— Data provided —
--- begin ---
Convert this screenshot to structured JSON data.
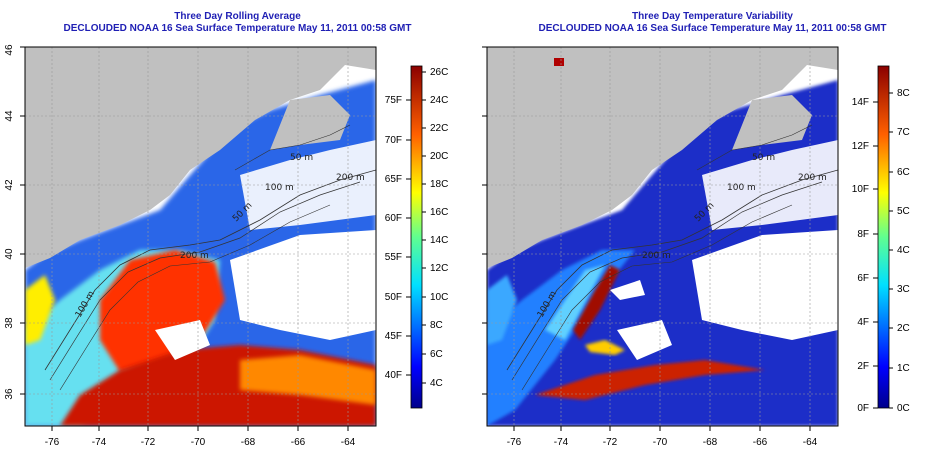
{
  "left": {
    "title": "Three Day Rolling Average",
    "subtitle": "DECLOUDED NOAA 16 Sea Surface Temperature May 11, 2011 00:58 GMT",
    "x_ticks": [
      "-76",
      "-74",
      "-72",
      "-70",
      "-68",
      "-66",
      "-64"
    ],
    "y_ticks": [
      "36",
      "38",
      "40",
      "42",
      "44",
      "46"
    ],
    "colorbar_f": [
      "40F",
      "45F",
      "50F",
      "55F",
      "60F",
      "65F",
      "70F",
      "75F"
    ],
    "colorbar_c": [
      "4C",
      "6C",
      "8C",
      "10C",
      "12C",
      "14C",
      "16C",
      "18C",
      "20C",
      "22C",
      "24C",
      "26C"
    ],
    "contour_labels": [
      "100 m",
      "200 m",
      "50 m",
      "100 m",
      "200 m",
      "50 m"
    ]
  },
  "right": {
    "title": "Three Day Temperature Variability",
    "subtitle": "DECLOUDED NOAA 16 Sea Surface Temperature May 11, 2011 00:58 GMT",
    "x_ticks": [
      "-76",
      "-74",
      "-72",
      "-70",
      "-68",
      "-66",
      "-64"
    ],
    "y_ticks": [
      "36",
      "38",
      "40",
      "42",
      "44",
      "46"
    ],
    "colorbar_f": [
      "0F",
      "2F",
      "4F",
      "6F",
      "8F",
      "10F",
      "12F",
      "14F"
    ],
    "colorbar_c": [
      "0C",
      "1C",
      "2C",
      "3C",
      "4C",
      "5C",
      "6C",
      "7C",
      "8C"
    ],
    "contour_labels": [
      "100 m",
      "200 m",
      "50 m",
      "100 m",
      "200 m",
      "50 m"
    ]
  },
  "colors": {
    "title": "#1f1fb4",
    "land": "#c0c0c0",
    "cloud": "#ffffff",
    "jet_low": "#00008b",
    "jet_high": "#8b0000"
  }
}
--- end ---
— Exercise aim —
Return every line of the records exactly as given, pictures excluded.

— Complete output —
Convert this screenshot to structured JSON data.
{
  "left": {
    "title": "Three Day Rolling Average",
    "subtitle": "DECLOUDED NOAA 16 Sea Surface Temperature May 11, 2011 00:58 GMT",
    "x_ticks": [
      "-76",
      "-74",
      "-72",
      "-70",
      "-68",
      "-66",
      "-64"
    ],
    "y_ticks": [
      "36",
      "38",
      "40",
      "42",
      "44",
      "46"
    ],
    "colorbar_f": [
      "40F",
      "45F",
      "50F",
      "55F",
      "60F",
      "65F",
      "70F",
      "75F"
    ],
    "colorbar_c": [
      "4C",
      "6C",
      "8C",
      "10C",
      "12C",
      "14C",
      "16C",
      "18C",
      "20C",
      "22C",
      "24C",
      "26C"
    ],
    "contour_labels": [
      "100 m",
      "200 m",
      "50 m",
      "100 m",
      "200 m",
      "50 m"
    ]
  },
  "right": {
    "title": "Three Day Temperature Variability",
    "subtitle": "DECLOUDED NOAA 16 Sea Surface Temperature May 11, 2011 00:58 GMT",
    "x_ticks": [
      "-76",
      "-74",
      "-72",
      "-70",
      "-68",
      "-66",
      "-64"
    ],
    "y_ticks": [
      "36",
      "38",
      "40",
      "42",
      "44",
      "46"
    ],
    "colorbar_f": [
      "0F",
      "2F",
      "4F",
      "6F",
      "8F",
      "10F",
      "12F",
      "14F"
    ],
    "colorbar_c": [
      "0C",
      "1C",
      "2C",
      "3C",
      "4C",
      "5C",
      "6C",
      "7C",
      "8C"
    ],
    "contour_labels": [
      "100 m",
      "200 m",
      "50 m",
      "100 m",
      "200 m",
      "50 m"
    ]
  },
  "colors": {
    "title": "#1f1fb4",
    "land": "#c0c0c0",
    "cloud": "#ffffff",
    "jet_low": "#00008b",
    "jet_high": "#8b0000"
  }
}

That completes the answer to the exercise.